* [Exercise goal]:
Your answer should be a single number: the count of lines holding the word "годы".

Collected data entries
***

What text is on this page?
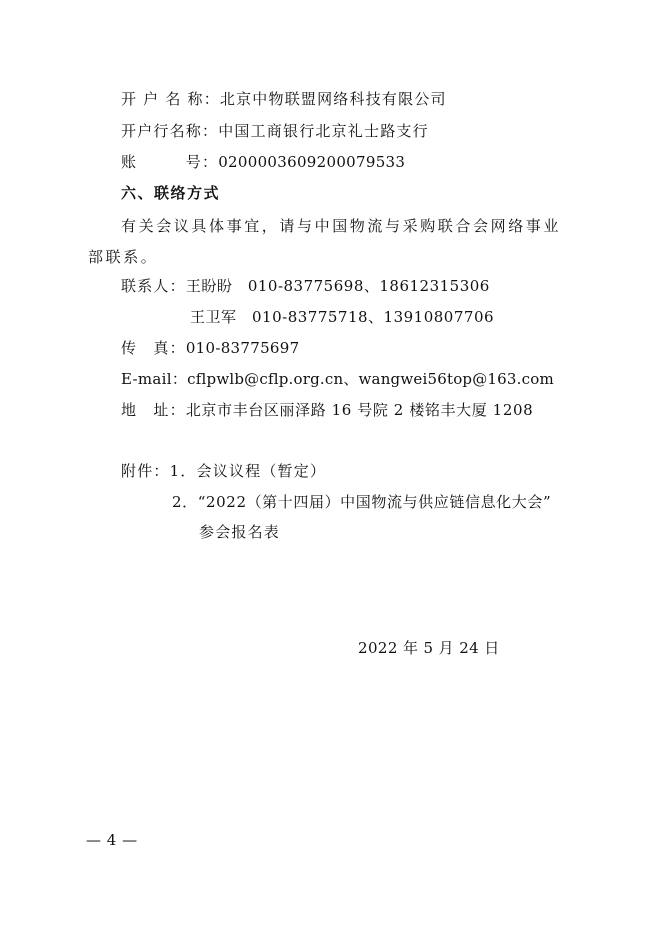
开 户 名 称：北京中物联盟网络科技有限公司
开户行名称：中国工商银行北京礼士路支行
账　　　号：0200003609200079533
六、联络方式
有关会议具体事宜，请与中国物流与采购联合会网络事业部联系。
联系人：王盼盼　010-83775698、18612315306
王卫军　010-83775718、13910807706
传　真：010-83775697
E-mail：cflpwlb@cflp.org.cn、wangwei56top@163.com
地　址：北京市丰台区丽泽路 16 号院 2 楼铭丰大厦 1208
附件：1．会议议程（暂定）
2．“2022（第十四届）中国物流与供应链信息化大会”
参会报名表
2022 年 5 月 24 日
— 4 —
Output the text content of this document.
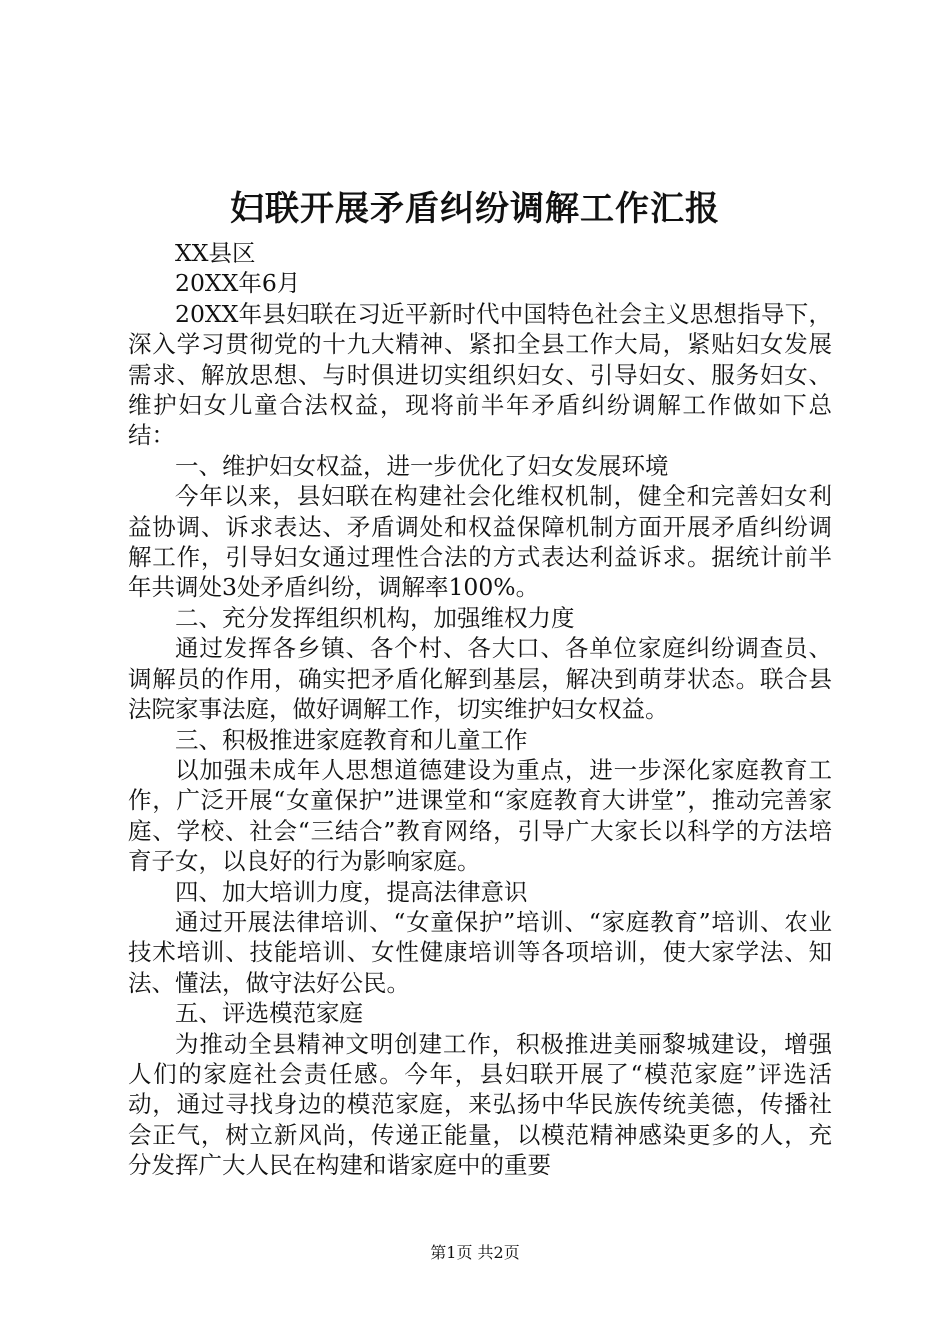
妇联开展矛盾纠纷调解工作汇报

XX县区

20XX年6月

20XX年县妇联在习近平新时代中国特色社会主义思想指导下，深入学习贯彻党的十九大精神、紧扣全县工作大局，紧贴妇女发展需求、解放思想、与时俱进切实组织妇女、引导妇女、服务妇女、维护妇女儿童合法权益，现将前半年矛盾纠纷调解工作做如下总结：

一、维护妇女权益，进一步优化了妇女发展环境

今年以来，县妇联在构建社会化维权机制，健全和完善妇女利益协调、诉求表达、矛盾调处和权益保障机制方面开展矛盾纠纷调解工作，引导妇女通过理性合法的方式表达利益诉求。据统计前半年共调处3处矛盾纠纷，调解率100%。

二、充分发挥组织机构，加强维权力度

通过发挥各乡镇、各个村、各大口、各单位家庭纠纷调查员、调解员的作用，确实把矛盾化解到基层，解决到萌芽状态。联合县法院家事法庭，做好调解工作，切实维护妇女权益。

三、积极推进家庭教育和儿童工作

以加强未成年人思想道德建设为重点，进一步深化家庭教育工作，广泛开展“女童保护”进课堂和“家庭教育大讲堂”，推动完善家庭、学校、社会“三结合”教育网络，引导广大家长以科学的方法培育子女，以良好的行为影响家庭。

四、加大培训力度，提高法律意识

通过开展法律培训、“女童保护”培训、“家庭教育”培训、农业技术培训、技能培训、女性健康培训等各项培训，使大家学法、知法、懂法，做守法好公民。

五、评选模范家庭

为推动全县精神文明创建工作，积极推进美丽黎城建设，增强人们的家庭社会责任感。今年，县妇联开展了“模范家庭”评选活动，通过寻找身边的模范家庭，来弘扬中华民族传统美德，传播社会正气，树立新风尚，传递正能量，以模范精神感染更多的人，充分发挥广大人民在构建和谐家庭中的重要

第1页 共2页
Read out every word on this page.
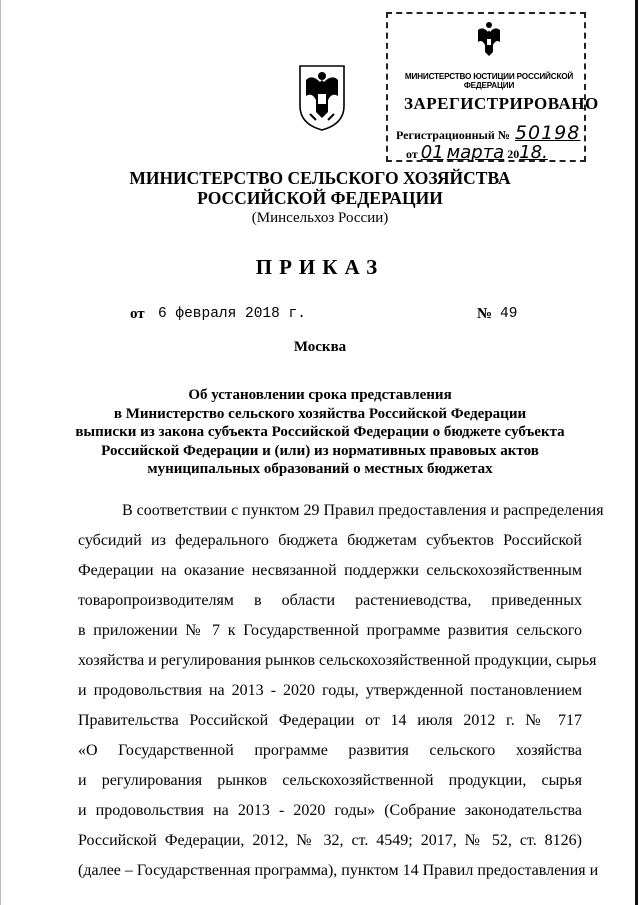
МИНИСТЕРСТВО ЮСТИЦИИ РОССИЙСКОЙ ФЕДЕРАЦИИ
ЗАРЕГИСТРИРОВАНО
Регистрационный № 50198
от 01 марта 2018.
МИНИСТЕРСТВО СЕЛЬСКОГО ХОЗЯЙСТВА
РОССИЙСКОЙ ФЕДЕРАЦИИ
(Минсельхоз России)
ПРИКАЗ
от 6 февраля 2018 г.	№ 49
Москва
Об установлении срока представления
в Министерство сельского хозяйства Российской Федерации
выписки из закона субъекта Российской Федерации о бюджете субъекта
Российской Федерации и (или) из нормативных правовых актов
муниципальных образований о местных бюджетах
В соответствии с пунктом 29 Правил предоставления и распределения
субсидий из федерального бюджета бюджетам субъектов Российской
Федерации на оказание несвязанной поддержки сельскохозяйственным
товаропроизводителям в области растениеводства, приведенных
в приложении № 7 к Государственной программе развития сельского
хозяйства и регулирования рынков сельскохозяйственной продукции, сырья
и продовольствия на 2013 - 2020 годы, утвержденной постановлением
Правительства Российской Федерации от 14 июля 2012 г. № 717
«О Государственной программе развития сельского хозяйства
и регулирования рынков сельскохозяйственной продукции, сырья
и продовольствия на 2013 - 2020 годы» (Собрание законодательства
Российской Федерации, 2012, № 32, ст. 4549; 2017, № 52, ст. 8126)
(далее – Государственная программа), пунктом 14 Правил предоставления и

***

* [Response]:
2